SOURCE PASSAGE:
>> Begin

A Just Society - a visual exploration of the TRCOrigins Centre
Wits University is to unveil a rich collection of artworks inspired by the TRC hearings, produced by a SA-American artist, Madeleine Georgette.
The Truth and Reconciliation Commission’s goal to motivate healing through understanding was the spur for this provocative and moving series of 48 paintings, recently donated to Wits University by the artist herself.
The collection, titled A Just Society, will be exhibited to the public between 22 August and 29 September 2012 at the Origins Centre on the grounds of the university, before being absorbed into the university’s prestigious art collection on both West and East campus.
Natalie Knight, curator of the exhibition, states: “The aim of the exhibition is to engage with students and the public. We hope to educate, to stimulate discussion and to provide an insight into a topic that by now should be seared into the conscience and consciousness of every thinking South African.”
The collection, completed over a five-year period, covers four separate series. Phase I - titled Apartheid, portrays the structures and physical divisions of the political system, as well as infringements on human rights. Here, collage techniques are used to convey the concepts of land division and fragmentation.
Phase II - Impact on Women and Children - illustrates the particular burden placed on more vulnerable sectors of society during the years of oppression. The artworks are representational and individual figures are imaginary.
The third phase, Institutional Arrangements, examines the establishments that influenced every aspect of life under apartheid, such the courts and church. Thick lines intersecting these images refer to the enforced societal barriers.

>> End

TASK DESCRIPTION:
Can you transcribe the part of the exhibition announcement starting at "The Truth and" and ending at "the artist herself."?

INFORMATION PROVIDED:
>> Begin

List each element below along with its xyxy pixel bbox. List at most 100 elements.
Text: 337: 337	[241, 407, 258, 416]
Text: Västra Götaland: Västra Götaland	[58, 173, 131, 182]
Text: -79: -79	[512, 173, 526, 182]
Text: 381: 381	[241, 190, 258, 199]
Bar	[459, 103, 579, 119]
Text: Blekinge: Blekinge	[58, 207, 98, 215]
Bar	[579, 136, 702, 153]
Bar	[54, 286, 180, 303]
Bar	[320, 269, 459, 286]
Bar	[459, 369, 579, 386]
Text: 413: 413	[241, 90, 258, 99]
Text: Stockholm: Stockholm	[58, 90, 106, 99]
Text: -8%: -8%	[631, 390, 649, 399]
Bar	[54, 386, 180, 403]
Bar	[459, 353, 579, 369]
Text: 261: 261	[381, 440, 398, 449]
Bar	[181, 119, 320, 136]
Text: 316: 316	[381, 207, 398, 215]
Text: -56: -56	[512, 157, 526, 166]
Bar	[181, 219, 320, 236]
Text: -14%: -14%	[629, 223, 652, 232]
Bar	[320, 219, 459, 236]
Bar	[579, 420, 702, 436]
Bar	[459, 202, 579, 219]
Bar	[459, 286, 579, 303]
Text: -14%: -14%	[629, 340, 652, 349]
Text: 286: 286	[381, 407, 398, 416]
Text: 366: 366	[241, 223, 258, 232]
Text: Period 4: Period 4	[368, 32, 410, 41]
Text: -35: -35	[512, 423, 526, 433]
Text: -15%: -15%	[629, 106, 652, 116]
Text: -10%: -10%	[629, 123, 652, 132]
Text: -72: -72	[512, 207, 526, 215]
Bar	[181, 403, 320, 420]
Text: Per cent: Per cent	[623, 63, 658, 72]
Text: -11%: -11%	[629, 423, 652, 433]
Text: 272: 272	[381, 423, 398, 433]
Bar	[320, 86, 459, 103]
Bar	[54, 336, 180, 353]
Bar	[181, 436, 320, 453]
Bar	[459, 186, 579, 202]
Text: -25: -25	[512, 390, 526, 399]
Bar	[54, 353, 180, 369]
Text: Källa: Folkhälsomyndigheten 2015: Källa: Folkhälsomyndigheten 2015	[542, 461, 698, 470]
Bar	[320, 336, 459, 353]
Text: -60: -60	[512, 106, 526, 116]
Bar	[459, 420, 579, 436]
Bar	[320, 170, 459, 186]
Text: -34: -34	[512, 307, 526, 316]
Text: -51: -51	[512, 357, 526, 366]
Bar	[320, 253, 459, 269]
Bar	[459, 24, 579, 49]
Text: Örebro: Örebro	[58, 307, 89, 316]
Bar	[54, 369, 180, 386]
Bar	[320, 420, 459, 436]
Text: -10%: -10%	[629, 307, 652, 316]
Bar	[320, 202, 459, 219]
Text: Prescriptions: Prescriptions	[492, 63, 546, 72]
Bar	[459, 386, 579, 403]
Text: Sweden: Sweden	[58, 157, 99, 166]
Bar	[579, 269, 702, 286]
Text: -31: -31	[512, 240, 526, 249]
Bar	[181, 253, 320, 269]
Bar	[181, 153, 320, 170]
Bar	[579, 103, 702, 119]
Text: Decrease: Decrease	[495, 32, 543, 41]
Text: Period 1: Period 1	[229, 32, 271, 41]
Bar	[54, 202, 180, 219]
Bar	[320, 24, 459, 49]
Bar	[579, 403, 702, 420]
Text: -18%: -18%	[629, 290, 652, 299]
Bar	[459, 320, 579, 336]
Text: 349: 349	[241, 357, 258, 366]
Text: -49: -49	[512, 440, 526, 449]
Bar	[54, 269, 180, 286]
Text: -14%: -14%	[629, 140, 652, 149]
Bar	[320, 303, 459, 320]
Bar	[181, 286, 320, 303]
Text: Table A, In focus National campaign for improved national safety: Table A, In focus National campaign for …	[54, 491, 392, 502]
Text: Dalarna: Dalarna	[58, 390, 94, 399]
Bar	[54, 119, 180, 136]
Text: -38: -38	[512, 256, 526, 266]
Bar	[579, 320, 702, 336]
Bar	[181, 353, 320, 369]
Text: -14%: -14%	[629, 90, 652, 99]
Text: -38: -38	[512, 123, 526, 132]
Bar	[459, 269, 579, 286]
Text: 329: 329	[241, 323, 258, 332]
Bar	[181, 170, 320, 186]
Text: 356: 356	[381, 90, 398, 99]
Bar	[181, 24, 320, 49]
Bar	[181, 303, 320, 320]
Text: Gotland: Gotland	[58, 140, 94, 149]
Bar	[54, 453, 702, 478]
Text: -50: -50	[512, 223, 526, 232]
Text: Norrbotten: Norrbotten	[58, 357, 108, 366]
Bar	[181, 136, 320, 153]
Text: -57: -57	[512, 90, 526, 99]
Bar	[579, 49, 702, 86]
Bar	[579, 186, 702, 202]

>> End

PROBLEM SOLUTION:
The Truth and Reconciliation Commission’s goal to motivate healing through understanding was the spur for this provocative and moving series of 48 paintings, recently donated to Wits University by the artist herself.